╭─ Texto para leitura

Projeto criado por Henrique Veloso, de 17 anos, reforça a aposta da escola em formação aplicada, com foco em tecnologia, inclusão e soluções com potencial de escala no setor educacional
A The Future School, escola voltada à formação de crianças e adolescentes em tecnologia e inovação, acompanha o desenvolvimento de um aplicativo de ensino de Libras com uso de inteligência artificial criado por um de seus alunos. O projeto é liderado por Henrique Veloso, de 17 anos, e surgiu a partir de uma pesquisa sobre acessibilidade e barreiras de comunicação enfrentadas pela comunidade surda no Brasil.
Batizado provisoriamente de Camalibras, o aplicativo foi concebido como uma plataforma de aprendizado gamificado, voltada principalmente a professores e estudantes. A proposta é usar recursos de inteligência artificial para apoiar o ensino da Língua Brasileira de Sinais e ampliar o acesso a uma ferramenta de inclusão em ambiente educacional.
O desenvolvimento inicial foi feito em Python, linguagem que o estudante aprendeu ao longo da formação na escola, embora novas migrações tecnológicas já estejam em avaliação.
Henrique é aluno da The Future School há mais de cinco anos e iniciou sua trajetória na instituição aos 12. Ao longo desse período, passou por módulos de desenvolvimento de jogos, eletrônica e aplicativos, num percurso que, segundo a escola, busca transformar aprendizado técnico em aplicação prática.
“O nosso objetivo com os cursos sempre foi o resultado na vida do aluno. Quando recebemos projetos como o do Henrique, fica claro que o conhecimento adquirido está sendo usado para criar um produto com impacto real”, afirma João Aleixo, diretor da The Future School.
A origem do projeto também ajuda a explicar seu potencial. Segundo o estudante, a ideia surgiu depois da identificação de um gargalo de acesso à Libras, o que o levou a pensar em uma solução digital com foco em acessibilidade e usabilidade.

╰─

■ Tarefa A ■
No texto sobre o aplicativo de Libras, em que linguagem de programação foi feito o desenvolvimento inicial?
■ Tarefa B ■
Diga se cada frase concorda com o texto sobre o aplicativo de Libras. Responda sim ou não e cite as palavras do texto que decidem.
(i) Henrique Veloso tem 17 anos.
(ii) Henrique entrou na The Future School aos 15 anos.
(iii) O aplicativo é voltado principalmente a pais de alunos.
■ Tarefa C ■
Segundo o texto sobre o aplicativo de Libras, por quais módulos Henrique passou na escola? Liste todos.
A listagem abaixo não tem nenhum papel nesta atividade.

╭─ Informações

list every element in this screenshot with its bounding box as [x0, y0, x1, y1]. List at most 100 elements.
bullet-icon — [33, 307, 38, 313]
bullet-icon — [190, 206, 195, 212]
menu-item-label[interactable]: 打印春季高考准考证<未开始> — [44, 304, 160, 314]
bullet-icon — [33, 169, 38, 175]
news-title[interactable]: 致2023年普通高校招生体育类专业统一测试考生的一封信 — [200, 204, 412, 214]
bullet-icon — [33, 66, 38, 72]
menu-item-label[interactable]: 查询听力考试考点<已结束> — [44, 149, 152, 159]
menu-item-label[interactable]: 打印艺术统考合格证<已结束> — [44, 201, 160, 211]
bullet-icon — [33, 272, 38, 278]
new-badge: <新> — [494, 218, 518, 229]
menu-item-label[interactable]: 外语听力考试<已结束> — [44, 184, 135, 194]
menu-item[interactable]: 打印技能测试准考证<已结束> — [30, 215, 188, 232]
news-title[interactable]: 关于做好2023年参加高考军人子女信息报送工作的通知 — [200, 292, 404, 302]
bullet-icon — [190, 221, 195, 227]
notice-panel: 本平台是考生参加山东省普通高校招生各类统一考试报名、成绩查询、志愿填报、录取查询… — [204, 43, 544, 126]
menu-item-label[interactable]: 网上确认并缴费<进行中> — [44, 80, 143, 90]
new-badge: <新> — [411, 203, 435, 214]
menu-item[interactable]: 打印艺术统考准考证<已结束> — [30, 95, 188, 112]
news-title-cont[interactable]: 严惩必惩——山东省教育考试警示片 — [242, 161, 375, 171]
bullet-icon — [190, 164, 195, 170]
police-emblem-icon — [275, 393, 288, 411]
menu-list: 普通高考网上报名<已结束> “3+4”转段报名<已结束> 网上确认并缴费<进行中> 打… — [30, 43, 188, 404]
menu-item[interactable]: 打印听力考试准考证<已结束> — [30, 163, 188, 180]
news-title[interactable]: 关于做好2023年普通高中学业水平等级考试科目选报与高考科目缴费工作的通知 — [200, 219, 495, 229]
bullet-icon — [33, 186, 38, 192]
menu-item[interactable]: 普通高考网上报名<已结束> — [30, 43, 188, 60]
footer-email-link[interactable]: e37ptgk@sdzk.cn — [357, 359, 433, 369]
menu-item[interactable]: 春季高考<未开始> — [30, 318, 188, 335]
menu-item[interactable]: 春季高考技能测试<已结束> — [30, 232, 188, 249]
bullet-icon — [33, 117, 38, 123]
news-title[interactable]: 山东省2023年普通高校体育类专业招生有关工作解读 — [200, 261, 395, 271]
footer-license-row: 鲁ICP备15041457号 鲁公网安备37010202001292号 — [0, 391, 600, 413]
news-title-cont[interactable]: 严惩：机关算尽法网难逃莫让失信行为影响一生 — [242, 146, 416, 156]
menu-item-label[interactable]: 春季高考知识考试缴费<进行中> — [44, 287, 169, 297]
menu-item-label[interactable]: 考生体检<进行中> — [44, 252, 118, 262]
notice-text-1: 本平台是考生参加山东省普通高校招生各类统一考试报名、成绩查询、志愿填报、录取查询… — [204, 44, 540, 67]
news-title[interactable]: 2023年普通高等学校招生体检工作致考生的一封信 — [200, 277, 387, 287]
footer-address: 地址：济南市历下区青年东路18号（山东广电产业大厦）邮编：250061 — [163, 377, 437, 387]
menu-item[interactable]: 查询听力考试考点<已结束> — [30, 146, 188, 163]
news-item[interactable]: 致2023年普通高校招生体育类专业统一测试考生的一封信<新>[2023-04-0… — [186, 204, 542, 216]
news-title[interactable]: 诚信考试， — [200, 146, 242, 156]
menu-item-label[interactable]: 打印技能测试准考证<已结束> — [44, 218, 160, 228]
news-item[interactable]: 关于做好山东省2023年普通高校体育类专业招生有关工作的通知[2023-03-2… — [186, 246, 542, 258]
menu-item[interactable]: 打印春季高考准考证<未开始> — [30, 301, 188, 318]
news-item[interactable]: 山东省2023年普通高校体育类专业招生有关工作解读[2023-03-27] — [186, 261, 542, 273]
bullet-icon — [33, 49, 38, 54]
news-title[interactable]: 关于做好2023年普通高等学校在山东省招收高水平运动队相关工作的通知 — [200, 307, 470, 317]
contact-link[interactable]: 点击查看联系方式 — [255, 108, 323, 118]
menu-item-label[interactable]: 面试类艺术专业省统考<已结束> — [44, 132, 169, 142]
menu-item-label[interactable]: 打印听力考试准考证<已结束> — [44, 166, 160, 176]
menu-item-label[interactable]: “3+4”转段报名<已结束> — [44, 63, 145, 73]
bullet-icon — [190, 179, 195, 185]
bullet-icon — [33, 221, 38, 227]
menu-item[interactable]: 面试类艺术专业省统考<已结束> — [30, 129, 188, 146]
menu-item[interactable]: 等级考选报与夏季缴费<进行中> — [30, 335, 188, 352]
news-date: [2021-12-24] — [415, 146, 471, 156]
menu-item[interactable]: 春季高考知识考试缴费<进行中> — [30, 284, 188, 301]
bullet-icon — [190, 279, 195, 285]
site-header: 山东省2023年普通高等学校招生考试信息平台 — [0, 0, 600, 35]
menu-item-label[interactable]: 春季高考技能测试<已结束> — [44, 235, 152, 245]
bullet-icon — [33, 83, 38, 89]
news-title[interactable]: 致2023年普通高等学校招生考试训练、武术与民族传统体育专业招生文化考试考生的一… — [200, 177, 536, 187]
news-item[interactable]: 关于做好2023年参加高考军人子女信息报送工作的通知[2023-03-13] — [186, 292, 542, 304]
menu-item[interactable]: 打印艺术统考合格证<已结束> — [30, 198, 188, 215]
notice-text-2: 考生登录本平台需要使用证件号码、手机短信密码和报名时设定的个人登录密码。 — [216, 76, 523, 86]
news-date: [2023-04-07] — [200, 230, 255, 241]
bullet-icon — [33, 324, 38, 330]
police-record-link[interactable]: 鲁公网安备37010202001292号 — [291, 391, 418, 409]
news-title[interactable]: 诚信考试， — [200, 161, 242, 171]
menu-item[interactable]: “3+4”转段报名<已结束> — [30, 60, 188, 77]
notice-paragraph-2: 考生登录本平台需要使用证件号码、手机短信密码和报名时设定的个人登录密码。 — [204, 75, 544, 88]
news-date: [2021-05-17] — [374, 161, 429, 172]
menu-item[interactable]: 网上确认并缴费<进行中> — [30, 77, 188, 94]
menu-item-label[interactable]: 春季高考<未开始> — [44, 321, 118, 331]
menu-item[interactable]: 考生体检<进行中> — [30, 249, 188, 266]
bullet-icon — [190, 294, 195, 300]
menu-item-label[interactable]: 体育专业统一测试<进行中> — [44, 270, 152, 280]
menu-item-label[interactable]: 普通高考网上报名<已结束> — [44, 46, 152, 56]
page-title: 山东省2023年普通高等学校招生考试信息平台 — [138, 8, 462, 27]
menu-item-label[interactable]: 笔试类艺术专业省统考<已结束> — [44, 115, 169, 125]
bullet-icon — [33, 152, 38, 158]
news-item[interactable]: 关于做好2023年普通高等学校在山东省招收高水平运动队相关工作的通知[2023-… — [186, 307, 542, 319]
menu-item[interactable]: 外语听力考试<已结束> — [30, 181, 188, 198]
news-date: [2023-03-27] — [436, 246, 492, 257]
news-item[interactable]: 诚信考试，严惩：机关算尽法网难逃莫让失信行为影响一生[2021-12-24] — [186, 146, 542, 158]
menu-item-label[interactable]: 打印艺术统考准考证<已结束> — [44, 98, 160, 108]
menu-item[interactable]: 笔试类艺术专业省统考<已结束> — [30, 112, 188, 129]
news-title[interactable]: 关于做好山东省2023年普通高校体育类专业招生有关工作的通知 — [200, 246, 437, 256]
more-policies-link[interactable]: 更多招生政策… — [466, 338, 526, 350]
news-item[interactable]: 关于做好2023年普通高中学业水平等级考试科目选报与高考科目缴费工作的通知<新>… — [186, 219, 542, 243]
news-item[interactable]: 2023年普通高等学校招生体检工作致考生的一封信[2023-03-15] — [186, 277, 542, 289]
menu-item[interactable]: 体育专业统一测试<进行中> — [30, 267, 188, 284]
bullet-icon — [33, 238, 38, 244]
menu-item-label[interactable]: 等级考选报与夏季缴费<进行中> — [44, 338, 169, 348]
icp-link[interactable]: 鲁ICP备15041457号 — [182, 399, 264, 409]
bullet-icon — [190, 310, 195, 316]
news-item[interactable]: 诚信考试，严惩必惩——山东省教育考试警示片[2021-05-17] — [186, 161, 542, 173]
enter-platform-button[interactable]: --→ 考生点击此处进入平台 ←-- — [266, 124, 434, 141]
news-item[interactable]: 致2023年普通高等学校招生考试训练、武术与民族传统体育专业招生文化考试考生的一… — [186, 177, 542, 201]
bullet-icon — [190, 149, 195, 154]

╰─

■ Resposta A ■
Em Python.

■ Resposta B ■
(i) Sim: "Henrique Veloso, de 17 anos"
(ii) Não: "iniciou sua trajetória na instituição aos 12"
(iii) Não: "voltada principalmente a professores e estudantes"

■ Resposta C ■
Desenvolvimento de jogos, eletrônica e aplicativos.